• Set problem
Output all the entries word for word. Omit the pictures.

[Begin Entries provided]

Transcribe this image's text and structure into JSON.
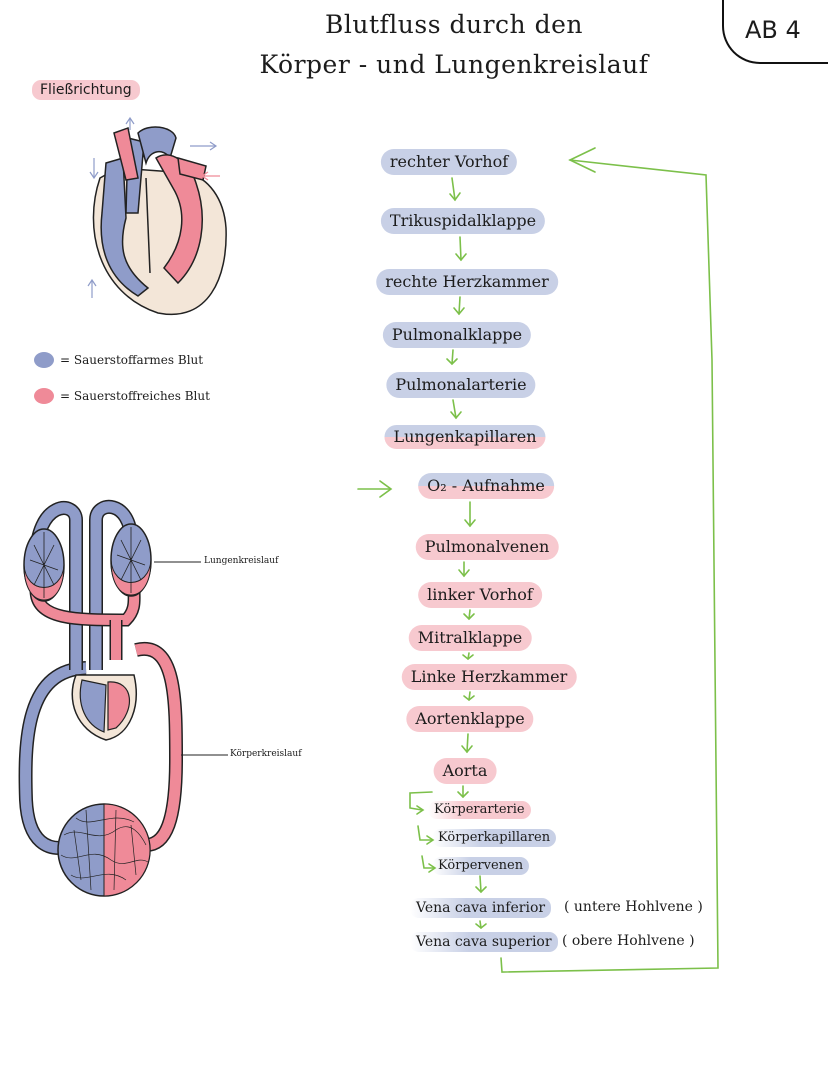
{
  "title": {
    "line1": "Blutfluss durch den",
    "line2": "Körper - und Lungenkreislauf"
  },
  "corner_label": "AB 4",
  "flow_direction_label": "Fließrichtung",
  "legend": {
    "deoxygenated": "= Sauerstoffarmes Blut",
    "oxygenated": "= Sauerstoffreiches Blut",
    "deoxygenated_color": "#8f9cc9",
    "oxygenated_color": "#ef8a98"
  },
  "circulation": {
    "pulmonary_label": "Lungenkreislauf",
    "systemic_label": "Körperkreislauf"
  },
  "steps": [
    "rechter Vorhof",
    "Trikuspidalklappe",
    "rechte Herzkammer",
    "Pulmonalklappe",
    "Pulmonalarterie",
    "Lungenkapillaren",
    "O₂ - Aufnahme",
    "Pulmonalvenen",
    "linker Vorhof",
    "Mitralklappe",
    "Linke Herzkammer",
    "Aortenklappe",
    "Aorta"
  ],
  "branches": [
    "Körperarterie",
    "Körperkapillaren",
    "Körpervenen"
  ],
  "venae": {
    "inferior": "Vena cava inferior",
    "inferior_note": "( untere Hohlvene )",
    "superior": "Vena cava superior",
    "superior_note": "( obere Hohlvene )"
  },
  "colors": {
    "arrow_green": "#7cc04a",
    "blue_fill": "#c8d0e6",
    "pink_fill": "#f7c9cf",
    "blood_blue": "#8f9cc9",
    "blood_red": "#ef8a98"
  }
}
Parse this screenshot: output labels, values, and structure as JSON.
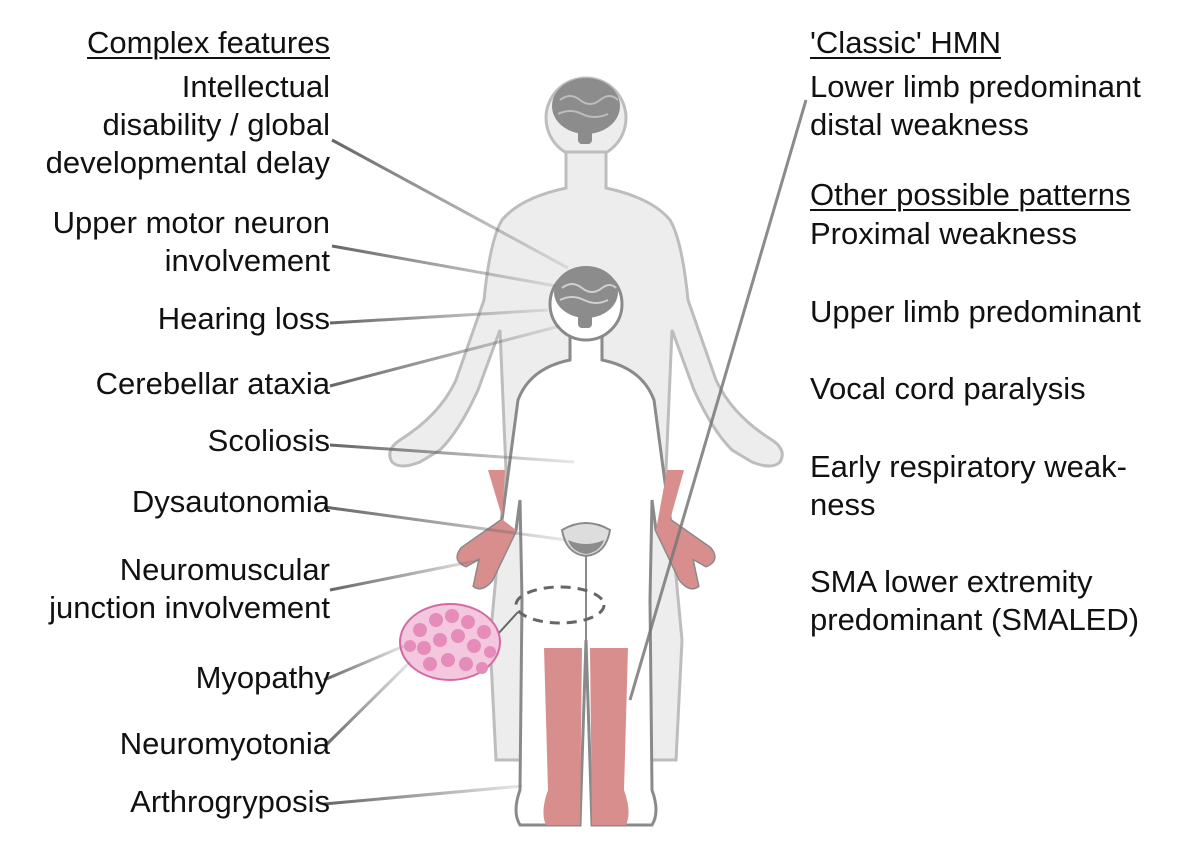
{
  "left_panel": {
    "heading": "Complex features",
    "items": [
      [
        "Intellectual",
        "disability / global",
        "developmental delay"
      ],
      [
        "Upper motor neuron",
        "involvement"
      ],
      [
        "Hearing loss"
      ],
      [
        "Cerebellar ataxia"
      ],
      [
        "Scoliosis"
      ],
      [
        "Dysautonomia"
      ],
      [
        "Neuromuscular",
        "junction involvement"
      ],
      [
        "Myopathy"
      ],
      [
        "Neuromyotonia"
      ],
      [
        "Arthrogryposis"
      ]
    ]
  },
  "right_panel": {
    "classic_heading": "'Classic' HMN",
    "classic_items": [
      [
        "Lower limb predominant",
        "distal weakness"
      ]
    ],
    "other_heading": "Other possible patterns",
    "other_items": [
      [
        "Proximal weakness"
      ],
      [
        "Upper limb predominant"
      ],
      [
        "Vocal cord paralysis"
      ],
      [
        "Early respiratory weak-",
        "ness"
      ],
      [
        "SMA lower extremity",
        "predominant (SMALED)"
      ]
    ]
  },
  "colors": {
    "adult_silhouette_fill": "#ededed",
    "adult_silhouette_stroke": "#bdbdbd",
    "child_outline": "#8a8a8a",
    "brain": "#8c8c8c",
    "affected_limb": "#d98e8e",
    "muscle_tissue": "#e79ac4",
    "leader_line": "#6e6e6e"
  }
}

[End Entries provided]

• Result for this task
Transcribe this image's text and structure into JSON.
{
  "title": {
    "line1": "Blutfluss durch den",
    "line2": "Körper - und Lungenkreislauf"
  },
  "corner_label": "AB 4",
  "flow_direction_label": "Fließrichtung",
  "legend": {
    "deoxygenated": "= Sauerstoffarmes Blut",
    "oxygenated": "= Sauerstoffreiches Blut",
    "deoxygenated_color": "#8f9cc9",
    "oxygenated_color": "#ef8a98"
  },
  "circulation": {
    "pulmonary_label": "Lungenkreislauf",
    "systemic_label": "Körperkreislauf"
  },
  "steps": [
    "rechter Vorhof",
    "Trikuspidalklappe",
    "rechte Herzkammer",
    "Pulmonalklappe",
    "Pulmonalarterie",
    "Lungenkapillaren",
    "O₂ - Aufnahme",
    "Pulmonalvenen",
    "linker Vorhof",
    "Mitralklappe",
    "Linke Herzkammer",
    "Aortenklappe",
    "Aorta"
  ],
  "branches": [
    "Körperarterie",
    "Körperkapillaren",
    "Körpervenen"
  ],
  "venae": {
    "inferior": "Vena cava inferior",
    "inferior_note": "( untere Hohlvene )",
    "superior": "Vena cava superior",
    "superior_note": "( obere Hohlvene )"
  },
  "colors": {
    "arrow_green": "#7cc04a",
    "blue_fill": "#c8d0e6",
    "pink_fill": "#f7c9cf",
    "blood_blue": "#8f9cc9",
    "blood_red": "#ef8a98"
  }
}
Parse this screenshot: output labels, values, and structure as JSON.
{
  "left_panel": {
    "heading": "Complex features",
    "items": [
      [
        "Intellectual",
        "disability / global",
        "developmental delay"
      ],
      [
        "Upper motor neuron",
        "involvement"
      ],
      [
        "Hearing loss"
      ],
      [
        "Cerebellar ataxia"
      ],
      [
        "Scoliosis"
      ],
      [
        "Dysautonomia"
      ],
      [
        "Neuromuscular",
        "junction involvement"
      ],
      [
        "Myopathy"
      ],
      [
        "Neuromyotonia"
      ],
      [
        "Arthrogryposis"
      ]
    ]
  },
  "right_panel": {
    "classic_heading": "'Classic' HMN",
    "classic_items": [
      [
        "Lower limb predominant",
        "distal weakness"
      ]
    ],
    "other_heading": "Other possible patterns",
    "other_items": [
      [
        "Proximal weakness"
      ],
      [
        "Upper limb predominant"
      ],
      [
        "Vocal cord paralysis"
      ],
      [
        "Early respiratory weak-",
        "ness"
      ],
      [
        "SMA lower extremity",
        "predominant (SMALED)"
      ]
    ]
  },
  "colors": {
    "adult_silhouette_fill": "#ededed",
    "adult_silhouette_stroke": "#bdbdbd",
    "child_outline": "#8a8a8a",
    "brain": "#8c8c8c",
    "affected_limb": "#d98e8e",
    "muscle_tissue": "#e79ac4",
    "leader_line": "#6e6e6e"
  }
}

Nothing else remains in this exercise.